* start Items *
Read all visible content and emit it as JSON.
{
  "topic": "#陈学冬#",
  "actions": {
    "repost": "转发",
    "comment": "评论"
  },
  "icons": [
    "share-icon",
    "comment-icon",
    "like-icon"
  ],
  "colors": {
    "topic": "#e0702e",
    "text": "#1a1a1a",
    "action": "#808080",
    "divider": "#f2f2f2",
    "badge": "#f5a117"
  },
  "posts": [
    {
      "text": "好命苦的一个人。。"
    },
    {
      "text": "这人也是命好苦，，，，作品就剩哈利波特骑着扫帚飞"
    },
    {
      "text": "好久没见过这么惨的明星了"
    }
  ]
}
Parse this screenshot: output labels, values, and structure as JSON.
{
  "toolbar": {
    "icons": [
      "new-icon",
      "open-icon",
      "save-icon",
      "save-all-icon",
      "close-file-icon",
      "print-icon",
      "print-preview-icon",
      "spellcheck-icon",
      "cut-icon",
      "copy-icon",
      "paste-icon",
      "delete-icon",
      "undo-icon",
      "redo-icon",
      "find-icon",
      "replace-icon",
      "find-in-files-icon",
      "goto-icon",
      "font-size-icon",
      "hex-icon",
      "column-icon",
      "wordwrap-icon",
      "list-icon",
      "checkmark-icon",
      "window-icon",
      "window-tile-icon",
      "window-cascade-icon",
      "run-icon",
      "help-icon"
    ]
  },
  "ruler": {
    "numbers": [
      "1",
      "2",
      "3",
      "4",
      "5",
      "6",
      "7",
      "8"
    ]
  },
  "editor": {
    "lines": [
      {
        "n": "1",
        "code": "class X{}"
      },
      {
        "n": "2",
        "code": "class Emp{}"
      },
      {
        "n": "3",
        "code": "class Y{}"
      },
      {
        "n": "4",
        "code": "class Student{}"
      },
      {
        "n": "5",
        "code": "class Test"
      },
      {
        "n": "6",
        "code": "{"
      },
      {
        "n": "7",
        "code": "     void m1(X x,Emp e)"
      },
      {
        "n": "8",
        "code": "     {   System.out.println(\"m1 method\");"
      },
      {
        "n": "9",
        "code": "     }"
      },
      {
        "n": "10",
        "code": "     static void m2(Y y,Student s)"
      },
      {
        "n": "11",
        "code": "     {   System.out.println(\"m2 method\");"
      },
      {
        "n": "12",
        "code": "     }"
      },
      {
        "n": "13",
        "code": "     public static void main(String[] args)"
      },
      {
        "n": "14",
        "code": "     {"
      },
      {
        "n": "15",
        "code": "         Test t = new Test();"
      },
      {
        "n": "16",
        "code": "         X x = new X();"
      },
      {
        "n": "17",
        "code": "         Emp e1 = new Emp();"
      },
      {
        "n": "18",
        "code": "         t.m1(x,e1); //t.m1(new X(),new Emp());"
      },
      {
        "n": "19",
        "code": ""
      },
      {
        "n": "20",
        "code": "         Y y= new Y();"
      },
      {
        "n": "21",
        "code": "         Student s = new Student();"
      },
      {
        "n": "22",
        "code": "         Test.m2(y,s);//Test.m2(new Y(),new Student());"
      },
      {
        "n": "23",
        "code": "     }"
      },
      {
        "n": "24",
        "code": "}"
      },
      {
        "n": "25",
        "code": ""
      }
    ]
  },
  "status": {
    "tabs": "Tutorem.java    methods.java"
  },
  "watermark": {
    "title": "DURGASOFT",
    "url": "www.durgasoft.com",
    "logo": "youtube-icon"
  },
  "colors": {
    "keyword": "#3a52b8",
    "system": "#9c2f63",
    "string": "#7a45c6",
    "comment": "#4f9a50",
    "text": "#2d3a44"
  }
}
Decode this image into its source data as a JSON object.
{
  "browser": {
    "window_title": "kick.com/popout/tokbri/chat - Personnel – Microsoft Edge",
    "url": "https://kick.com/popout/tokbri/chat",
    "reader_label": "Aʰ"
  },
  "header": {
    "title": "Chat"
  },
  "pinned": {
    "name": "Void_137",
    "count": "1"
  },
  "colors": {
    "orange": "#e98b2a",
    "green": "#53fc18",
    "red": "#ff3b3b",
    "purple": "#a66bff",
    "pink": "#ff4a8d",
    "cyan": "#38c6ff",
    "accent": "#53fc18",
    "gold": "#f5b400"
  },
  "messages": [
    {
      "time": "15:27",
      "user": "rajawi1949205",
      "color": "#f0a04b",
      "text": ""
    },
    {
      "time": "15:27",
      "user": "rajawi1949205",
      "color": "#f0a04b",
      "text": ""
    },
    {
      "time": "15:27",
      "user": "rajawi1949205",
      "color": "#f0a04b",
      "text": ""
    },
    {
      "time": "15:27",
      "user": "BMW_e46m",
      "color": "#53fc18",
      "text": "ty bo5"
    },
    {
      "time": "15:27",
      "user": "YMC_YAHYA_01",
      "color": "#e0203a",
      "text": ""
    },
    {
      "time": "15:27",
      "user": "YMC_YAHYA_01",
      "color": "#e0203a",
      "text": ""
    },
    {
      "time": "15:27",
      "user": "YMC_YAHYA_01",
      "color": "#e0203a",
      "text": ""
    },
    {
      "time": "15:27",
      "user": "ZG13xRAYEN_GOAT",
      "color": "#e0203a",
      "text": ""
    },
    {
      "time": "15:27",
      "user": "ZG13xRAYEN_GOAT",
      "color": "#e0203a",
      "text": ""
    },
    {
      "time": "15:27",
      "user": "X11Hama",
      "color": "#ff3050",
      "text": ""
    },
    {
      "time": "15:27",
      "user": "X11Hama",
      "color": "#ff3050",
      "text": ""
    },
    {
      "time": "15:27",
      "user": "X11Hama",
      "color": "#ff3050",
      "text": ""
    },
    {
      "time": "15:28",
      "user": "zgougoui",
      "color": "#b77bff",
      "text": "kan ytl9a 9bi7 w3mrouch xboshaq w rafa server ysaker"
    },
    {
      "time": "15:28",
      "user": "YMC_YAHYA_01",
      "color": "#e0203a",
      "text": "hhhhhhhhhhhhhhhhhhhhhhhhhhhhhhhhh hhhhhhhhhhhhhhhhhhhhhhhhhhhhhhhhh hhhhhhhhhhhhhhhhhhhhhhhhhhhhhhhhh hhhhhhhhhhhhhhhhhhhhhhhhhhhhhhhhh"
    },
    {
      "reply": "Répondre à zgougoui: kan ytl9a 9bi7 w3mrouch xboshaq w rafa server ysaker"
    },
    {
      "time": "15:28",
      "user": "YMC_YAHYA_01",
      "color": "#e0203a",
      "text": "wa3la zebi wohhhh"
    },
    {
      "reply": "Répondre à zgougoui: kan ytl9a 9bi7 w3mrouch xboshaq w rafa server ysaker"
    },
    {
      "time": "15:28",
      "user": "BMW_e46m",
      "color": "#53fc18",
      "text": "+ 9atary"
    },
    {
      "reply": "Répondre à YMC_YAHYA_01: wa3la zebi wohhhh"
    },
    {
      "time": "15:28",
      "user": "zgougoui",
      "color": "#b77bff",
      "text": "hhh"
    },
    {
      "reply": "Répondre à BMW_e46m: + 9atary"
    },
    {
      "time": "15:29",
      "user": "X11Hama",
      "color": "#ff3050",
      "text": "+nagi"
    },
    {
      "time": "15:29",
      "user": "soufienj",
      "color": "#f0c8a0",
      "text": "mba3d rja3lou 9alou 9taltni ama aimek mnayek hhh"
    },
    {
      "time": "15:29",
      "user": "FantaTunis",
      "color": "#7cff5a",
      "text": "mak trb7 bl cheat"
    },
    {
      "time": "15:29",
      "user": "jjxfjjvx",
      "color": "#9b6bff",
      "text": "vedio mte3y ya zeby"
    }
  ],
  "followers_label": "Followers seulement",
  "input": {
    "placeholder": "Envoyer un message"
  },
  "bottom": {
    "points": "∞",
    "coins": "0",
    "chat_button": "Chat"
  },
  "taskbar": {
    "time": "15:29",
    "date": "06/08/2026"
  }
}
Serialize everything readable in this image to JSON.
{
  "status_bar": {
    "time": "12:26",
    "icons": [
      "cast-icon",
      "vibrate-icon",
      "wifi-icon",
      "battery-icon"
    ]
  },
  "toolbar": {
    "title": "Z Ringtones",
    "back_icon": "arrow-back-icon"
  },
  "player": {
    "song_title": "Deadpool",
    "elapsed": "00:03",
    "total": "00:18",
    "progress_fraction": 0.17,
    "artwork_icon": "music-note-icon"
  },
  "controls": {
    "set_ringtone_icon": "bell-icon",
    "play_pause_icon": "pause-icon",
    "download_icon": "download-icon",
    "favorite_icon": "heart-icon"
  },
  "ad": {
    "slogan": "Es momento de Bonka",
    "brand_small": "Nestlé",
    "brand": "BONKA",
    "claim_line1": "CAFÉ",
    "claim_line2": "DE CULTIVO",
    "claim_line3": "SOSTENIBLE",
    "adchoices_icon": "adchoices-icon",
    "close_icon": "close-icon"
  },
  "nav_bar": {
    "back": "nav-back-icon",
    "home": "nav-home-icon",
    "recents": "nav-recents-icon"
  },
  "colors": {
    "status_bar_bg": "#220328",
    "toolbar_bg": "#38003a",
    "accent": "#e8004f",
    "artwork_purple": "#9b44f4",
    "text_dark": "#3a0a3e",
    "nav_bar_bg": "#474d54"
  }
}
* end Items *
▸ Instructions for the task
Within the entries above, how many lines contain "image"? Respond with the number only.

▸ Finished exercise
2